→ Directions for this task
Search the material for the word "Copyright" and report each line where it turns up.

_ _ _ _ _

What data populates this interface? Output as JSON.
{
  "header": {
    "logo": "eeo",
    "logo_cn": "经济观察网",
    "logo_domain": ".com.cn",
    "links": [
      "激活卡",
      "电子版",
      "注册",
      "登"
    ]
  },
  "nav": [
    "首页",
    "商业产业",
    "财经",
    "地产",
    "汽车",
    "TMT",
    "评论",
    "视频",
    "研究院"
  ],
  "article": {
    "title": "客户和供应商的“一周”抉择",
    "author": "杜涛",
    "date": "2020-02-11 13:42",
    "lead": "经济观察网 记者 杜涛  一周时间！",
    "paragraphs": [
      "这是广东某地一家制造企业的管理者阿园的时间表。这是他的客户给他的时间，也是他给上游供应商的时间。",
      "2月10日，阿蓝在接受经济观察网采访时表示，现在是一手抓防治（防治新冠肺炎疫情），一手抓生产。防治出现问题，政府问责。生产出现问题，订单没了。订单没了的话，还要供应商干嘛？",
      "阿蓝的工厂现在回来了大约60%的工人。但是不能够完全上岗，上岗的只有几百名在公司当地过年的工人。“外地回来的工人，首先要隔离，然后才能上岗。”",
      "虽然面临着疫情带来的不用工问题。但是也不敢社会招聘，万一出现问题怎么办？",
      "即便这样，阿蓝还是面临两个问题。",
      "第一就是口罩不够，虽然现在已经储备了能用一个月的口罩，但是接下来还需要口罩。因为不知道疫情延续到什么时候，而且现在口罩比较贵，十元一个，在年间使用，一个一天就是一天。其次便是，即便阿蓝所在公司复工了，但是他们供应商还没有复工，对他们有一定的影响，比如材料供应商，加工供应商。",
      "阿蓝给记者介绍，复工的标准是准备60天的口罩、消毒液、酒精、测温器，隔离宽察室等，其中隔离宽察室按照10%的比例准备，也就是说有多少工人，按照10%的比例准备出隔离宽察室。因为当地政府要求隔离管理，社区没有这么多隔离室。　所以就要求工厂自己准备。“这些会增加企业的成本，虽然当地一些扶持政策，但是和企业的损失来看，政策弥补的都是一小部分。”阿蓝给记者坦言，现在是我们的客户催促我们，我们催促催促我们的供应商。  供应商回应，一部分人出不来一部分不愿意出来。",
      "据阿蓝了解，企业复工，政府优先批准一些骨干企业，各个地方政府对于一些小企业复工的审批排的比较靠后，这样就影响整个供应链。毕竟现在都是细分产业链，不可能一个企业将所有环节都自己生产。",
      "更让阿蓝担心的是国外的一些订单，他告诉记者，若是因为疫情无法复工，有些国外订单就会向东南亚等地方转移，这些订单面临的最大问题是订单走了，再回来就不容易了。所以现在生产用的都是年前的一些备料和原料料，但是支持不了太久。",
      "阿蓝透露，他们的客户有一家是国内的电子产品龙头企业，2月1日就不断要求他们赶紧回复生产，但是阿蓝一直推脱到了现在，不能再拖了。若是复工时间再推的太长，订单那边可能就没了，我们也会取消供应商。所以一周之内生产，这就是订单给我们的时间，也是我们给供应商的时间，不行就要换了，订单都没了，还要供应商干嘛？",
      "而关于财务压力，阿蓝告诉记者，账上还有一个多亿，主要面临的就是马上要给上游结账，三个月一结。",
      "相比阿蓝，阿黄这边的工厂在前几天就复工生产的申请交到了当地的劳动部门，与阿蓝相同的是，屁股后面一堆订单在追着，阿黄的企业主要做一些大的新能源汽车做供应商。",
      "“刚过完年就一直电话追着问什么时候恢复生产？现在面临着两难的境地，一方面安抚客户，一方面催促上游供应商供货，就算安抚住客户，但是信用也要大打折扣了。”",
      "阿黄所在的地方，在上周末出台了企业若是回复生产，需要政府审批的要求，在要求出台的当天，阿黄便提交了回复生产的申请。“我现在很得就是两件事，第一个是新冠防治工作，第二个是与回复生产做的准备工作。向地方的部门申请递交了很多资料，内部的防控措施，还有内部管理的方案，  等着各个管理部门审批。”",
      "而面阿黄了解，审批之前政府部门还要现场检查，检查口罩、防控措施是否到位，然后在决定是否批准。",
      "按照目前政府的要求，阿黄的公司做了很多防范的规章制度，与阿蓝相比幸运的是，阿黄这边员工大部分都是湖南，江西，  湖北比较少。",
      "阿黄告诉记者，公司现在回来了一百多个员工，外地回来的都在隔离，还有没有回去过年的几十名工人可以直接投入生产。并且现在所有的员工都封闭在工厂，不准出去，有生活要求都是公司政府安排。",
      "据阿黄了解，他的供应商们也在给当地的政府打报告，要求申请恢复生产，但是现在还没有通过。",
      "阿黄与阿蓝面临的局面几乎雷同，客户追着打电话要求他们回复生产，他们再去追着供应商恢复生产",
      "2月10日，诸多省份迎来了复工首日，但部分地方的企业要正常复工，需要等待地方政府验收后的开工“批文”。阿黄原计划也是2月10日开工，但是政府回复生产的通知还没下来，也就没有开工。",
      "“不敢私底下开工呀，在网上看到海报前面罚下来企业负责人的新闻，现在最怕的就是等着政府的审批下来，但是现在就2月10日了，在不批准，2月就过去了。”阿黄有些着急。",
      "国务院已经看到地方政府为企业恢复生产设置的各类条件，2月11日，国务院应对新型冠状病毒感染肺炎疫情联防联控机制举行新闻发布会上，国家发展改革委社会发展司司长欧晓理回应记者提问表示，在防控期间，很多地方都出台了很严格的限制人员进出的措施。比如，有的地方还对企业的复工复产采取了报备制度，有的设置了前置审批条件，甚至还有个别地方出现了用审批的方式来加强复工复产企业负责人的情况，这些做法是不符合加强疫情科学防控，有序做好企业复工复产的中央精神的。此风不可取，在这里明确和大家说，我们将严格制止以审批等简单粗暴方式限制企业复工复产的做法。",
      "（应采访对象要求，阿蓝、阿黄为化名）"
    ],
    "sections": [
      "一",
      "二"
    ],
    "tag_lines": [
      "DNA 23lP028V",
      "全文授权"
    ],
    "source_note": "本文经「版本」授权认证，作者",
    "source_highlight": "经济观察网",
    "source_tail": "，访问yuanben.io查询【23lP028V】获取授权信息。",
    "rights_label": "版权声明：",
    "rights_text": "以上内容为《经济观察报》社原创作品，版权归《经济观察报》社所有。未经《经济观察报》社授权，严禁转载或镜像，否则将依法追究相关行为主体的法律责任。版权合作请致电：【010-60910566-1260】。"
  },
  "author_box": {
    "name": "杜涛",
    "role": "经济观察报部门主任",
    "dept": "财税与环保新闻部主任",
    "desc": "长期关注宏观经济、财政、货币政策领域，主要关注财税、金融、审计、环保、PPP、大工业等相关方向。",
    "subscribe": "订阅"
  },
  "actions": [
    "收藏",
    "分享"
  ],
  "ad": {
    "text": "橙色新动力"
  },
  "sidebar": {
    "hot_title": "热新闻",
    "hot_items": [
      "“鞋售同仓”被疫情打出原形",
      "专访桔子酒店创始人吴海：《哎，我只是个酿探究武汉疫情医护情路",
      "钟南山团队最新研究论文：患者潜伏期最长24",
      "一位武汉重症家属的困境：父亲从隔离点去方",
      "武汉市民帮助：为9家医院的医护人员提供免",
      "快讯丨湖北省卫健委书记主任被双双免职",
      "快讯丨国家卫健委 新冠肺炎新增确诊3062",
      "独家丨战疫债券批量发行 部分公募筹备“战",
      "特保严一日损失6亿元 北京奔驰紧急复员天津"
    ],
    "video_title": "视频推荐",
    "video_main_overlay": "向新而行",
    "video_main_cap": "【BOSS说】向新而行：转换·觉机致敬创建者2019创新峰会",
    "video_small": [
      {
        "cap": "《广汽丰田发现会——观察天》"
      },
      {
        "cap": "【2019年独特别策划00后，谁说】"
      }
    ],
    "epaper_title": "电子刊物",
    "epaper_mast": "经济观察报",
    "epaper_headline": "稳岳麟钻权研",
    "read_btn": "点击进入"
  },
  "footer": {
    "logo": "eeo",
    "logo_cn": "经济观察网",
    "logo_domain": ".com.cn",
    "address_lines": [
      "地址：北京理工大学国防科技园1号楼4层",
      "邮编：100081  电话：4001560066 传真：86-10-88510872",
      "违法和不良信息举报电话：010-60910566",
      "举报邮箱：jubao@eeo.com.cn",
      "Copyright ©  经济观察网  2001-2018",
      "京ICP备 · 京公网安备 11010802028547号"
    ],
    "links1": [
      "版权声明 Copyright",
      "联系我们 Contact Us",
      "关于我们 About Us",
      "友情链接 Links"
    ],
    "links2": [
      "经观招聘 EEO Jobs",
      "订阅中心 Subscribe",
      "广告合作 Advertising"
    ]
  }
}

_ _ _ _ _

→ Written answer
      "Copyright ©  经济观察网  2001-2018",
      "版权声明 Copyright",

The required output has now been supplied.